**Work instructions**
Count the lines below that contain "JSON". Give only the number.

━━━━━━━━━━━━━━━━━━━━━━━━━━━━━━

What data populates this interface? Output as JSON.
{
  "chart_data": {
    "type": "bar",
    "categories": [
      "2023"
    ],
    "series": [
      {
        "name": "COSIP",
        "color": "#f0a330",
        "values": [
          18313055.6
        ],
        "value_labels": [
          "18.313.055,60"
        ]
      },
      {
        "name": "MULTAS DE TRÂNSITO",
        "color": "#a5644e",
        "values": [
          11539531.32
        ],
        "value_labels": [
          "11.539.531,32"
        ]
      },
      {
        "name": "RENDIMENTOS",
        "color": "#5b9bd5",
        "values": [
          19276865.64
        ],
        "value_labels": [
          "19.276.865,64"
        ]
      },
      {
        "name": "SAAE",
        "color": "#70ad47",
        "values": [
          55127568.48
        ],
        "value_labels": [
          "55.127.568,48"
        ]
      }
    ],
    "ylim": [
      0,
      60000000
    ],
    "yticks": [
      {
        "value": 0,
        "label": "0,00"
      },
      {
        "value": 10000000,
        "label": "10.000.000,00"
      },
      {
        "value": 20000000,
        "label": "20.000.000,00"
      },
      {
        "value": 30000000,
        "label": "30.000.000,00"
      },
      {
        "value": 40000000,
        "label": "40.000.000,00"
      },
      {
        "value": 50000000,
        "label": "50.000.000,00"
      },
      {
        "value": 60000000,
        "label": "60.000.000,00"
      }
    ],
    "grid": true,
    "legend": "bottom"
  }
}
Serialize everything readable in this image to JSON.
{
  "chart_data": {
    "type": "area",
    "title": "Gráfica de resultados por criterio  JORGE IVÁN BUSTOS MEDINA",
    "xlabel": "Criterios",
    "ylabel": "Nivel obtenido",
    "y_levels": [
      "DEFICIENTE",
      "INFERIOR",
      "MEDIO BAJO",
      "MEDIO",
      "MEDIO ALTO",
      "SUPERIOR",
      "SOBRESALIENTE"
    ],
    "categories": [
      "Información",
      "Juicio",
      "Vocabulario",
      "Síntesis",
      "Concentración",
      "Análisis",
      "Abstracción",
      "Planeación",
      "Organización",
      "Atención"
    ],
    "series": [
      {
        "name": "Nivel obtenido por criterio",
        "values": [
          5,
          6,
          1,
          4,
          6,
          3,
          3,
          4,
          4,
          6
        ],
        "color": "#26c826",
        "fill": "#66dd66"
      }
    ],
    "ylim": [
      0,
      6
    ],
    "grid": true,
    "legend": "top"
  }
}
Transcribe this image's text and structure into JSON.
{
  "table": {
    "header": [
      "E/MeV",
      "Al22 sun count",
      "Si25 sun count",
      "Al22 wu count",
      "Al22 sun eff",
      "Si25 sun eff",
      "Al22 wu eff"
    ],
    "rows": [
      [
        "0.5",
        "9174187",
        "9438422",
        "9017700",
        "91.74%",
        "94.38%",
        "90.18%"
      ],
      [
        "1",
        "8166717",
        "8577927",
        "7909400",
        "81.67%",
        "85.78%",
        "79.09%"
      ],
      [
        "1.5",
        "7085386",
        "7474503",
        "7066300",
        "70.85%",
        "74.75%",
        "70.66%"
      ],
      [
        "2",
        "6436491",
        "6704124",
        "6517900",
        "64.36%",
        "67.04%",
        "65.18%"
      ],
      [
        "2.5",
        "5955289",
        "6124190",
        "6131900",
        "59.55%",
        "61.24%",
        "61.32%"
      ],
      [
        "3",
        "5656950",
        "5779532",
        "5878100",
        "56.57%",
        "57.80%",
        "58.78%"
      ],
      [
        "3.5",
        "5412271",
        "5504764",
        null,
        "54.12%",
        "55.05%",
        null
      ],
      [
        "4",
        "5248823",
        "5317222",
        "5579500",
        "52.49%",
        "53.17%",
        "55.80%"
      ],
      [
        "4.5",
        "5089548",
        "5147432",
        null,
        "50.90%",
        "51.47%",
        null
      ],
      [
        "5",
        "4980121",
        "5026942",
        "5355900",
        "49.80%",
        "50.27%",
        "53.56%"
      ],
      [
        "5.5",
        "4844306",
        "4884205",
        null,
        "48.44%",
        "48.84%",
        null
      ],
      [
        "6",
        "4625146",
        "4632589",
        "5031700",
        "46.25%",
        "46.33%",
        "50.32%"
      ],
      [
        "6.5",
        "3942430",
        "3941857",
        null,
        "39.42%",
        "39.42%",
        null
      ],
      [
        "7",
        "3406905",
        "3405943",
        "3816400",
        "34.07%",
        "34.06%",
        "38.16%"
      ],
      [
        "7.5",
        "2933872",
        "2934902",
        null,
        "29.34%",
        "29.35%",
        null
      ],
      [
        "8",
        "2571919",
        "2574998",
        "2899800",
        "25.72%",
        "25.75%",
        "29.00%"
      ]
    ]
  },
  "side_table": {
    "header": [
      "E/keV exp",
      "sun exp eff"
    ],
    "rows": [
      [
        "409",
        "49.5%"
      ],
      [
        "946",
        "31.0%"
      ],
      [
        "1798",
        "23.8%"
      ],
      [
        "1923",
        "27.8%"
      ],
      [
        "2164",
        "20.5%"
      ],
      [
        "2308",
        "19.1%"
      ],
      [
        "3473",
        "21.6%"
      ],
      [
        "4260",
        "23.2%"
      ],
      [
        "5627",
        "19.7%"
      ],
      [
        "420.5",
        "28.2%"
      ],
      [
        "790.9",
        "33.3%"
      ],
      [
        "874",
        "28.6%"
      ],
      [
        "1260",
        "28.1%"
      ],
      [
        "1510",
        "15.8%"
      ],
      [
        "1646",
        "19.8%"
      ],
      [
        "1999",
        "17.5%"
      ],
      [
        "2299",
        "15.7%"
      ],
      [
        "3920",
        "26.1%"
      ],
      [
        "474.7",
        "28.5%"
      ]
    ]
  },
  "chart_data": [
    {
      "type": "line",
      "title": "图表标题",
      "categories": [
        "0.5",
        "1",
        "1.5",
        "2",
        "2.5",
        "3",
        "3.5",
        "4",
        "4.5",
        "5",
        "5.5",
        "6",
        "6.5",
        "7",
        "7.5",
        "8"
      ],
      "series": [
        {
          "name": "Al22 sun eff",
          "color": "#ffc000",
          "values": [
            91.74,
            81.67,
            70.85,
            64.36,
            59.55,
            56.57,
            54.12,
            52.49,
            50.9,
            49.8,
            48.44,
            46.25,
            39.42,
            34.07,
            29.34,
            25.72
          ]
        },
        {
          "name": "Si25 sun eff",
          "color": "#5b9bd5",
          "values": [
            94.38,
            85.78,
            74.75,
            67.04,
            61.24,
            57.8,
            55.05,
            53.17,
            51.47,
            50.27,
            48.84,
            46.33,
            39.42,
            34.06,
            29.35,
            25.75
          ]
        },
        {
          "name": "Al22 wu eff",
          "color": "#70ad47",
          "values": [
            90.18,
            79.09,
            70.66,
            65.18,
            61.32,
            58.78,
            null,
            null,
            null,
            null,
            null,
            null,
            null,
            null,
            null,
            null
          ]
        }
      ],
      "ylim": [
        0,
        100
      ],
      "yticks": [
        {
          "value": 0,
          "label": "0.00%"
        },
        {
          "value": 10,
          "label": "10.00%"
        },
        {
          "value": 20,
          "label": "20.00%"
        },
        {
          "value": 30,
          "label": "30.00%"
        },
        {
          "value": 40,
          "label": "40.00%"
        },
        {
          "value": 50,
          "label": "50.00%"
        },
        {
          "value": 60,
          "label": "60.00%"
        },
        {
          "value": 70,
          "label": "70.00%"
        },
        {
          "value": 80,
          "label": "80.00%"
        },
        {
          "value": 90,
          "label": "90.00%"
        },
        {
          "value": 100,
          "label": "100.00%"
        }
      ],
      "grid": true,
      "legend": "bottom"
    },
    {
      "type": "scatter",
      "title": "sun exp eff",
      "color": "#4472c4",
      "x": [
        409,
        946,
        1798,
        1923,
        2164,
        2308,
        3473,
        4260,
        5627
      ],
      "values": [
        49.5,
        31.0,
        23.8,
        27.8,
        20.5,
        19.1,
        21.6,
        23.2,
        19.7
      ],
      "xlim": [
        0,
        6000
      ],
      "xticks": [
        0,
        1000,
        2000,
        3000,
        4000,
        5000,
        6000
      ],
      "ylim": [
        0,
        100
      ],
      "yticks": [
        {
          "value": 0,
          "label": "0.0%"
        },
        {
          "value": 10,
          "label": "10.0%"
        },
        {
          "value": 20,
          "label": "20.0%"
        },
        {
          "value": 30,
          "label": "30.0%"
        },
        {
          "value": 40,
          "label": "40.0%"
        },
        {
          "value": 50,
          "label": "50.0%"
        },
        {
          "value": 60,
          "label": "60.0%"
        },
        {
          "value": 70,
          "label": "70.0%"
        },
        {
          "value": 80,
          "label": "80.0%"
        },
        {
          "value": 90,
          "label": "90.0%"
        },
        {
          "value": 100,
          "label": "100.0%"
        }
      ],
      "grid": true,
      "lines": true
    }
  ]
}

━━━━━━━━━━━━━━━━━━━━━━━━━━━━━━

**Solution to this task**
3